(Items from a data source)
= = = = =

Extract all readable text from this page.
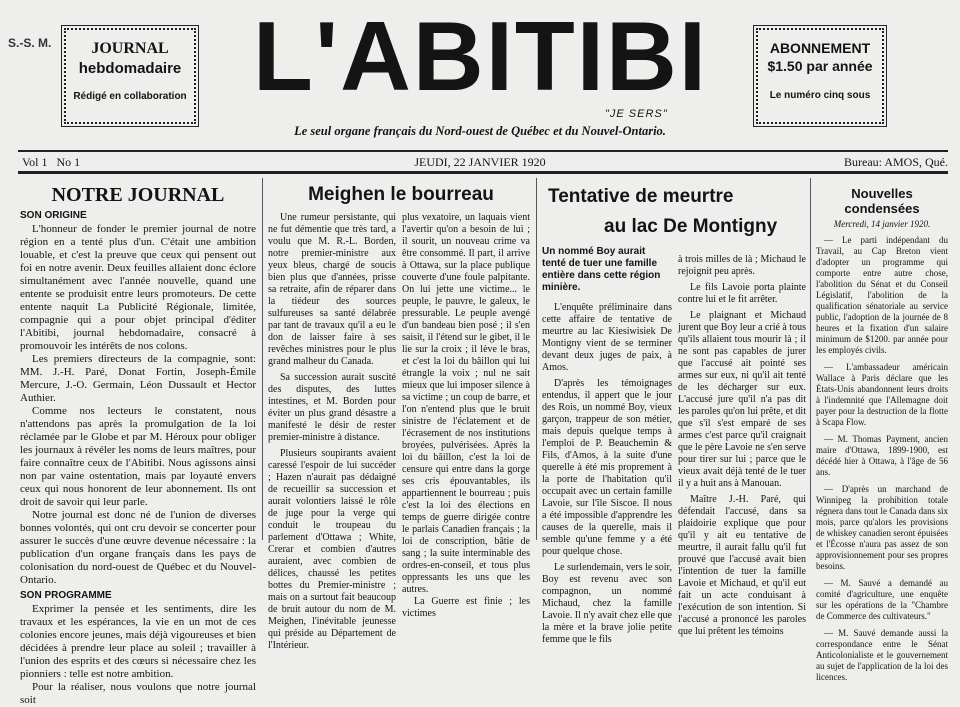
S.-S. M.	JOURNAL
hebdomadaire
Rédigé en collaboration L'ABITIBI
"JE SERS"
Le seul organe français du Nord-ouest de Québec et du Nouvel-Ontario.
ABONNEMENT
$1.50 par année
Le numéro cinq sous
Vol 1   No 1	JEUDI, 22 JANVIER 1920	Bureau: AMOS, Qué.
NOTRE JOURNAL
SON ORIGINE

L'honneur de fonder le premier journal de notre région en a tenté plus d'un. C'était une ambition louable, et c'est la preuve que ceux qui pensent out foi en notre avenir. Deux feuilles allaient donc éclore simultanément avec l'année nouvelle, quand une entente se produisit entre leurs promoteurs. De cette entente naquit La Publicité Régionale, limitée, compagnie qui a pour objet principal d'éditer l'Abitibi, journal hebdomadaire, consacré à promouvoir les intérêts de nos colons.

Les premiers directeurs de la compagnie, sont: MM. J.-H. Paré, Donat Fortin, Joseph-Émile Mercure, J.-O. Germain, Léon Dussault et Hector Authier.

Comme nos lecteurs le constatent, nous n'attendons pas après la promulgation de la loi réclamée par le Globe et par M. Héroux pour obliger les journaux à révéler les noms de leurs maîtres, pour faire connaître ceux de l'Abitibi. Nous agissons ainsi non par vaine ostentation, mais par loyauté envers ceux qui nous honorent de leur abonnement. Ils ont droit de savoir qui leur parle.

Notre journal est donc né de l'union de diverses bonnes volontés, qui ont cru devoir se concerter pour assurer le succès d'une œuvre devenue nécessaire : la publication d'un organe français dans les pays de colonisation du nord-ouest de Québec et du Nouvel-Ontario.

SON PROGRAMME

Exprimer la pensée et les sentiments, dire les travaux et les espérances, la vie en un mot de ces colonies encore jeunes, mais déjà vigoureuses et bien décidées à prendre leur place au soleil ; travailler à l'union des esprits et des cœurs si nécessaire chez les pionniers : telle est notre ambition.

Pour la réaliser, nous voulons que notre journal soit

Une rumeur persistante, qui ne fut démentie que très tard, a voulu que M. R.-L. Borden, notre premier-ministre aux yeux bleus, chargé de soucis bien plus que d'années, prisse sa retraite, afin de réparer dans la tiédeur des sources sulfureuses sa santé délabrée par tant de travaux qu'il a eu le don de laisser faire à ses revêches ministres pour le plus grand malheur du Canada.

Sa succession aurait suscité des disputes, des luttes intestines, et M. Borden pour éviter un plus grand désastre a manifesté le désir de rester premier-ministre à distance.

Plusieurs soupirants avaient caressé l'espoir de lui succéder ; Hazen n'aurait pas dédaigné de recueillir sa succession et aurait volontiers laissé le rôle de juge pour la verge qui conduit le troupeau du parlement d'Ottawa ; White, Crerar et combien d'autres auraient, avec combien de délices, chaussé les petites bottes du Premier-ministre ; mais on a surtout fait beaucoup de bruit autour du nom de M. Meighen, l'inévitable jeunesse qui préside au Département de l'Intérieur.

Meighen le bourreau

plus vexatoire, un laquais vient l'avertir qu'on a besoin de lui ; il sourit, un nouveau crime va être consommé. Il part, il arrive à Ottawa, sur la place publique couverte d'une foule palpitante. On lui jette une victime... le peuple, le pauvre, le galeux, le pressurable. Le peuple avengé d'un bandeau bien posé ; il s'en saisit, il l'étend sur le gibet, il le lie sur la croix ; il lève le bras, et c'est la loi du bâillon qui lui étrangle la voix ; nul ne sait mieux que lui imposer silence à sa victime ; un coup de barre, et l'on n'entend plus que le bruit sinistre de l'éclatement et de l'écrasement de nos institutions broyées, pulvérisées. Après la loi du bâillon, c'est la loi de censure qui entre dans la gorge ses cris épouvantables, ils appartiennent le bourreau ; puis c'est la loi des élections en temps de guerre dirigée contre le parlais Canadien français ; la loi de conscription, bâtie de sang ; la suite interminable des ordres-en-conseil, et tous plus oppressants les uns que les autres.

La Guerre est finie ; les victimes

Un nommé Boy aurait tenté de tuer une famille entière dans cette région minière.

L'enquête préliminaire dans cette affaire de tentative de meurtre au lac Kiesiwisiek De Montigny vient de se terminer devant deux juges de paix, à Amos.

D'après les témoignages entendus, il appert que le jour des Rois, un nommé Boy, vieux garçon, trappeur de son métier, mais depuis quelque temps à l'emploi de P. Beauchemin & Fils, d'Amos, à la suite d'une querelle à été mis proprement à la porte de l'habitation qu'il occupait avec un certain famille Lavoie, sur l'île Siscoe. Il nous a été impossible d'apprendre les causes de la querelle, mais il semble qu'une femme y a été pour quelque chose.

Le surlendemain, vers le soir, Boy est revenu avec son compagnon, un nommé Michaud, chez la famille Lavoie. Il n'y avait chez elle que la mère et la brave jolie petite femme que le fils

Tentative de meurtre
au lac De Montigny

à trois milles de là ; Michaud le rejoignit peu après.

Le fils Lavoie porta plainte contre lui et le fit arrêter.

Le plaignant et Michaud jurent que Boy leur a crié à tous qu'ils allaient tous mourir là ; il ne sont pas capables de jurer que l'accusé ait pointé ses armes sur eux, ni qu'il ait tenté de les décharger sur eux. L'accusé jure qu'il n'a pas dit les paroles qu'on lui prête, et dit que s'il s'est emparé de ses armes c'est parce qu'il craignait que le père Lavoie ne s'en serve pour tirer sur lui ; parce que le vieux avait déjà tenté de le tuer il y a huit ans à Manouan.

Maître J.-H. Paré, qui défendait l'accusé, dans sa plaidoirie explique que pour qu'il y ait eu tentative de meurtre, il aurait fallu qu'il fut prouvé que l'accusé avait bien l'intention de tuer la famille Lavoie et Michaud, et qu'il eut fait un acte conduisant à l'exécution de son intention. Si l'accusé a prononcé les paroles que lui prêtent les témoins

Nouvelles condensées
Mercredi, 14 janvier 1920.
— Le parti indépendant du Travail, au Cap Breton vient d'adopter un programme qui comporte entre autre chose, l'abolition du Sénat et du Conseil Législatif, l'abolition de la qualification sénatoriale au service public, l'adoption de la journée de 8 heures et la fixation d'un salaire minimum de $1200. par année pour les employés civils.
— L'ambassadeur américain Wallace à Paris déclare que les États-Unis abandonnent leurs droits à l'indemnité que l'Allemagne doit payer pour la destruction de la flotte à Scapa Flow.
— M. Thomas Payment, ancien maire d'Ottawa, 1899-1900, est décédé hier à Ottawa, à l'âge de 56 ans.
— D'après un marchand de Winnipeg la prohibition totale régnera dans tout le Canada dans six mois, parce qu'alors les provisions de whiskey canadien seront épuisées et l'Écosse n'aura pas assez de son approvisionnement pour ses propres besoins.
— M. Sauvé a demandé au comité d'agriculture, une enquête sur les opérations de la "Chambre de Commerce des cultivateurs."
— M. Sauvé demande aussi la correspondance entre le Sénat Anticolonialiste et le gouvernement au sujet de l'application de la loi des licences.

= = = = =

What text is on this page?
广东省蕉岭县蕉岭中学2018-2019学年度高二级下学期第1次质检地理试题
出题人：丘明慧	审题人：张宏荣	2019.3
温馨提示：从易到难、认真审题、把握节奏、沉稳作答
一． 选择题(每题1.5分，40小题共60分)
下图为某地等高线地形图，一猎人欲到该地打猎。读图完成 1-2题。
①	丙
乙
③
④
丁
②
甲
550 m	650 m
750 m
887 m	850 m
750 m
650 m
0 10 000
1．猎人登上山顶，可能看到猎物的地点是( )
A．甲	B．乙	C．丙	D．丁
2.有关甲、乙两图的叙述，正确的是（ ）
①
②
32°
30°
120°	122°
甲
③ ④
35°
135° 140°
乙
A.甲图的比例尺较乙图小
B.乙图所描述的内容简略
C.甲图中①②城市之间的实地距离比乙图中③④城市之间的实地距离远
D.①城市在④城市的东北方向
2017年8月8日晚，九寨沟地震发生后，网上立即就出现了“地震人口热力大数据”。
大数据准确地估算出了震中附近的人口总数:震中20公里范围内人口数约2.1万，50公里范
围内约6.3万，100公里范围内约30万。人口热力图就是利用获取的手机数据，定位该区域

= = = = =

Task prompt:
Tally the lines in the listing that hold "text" and report the number alone.

Full output:
2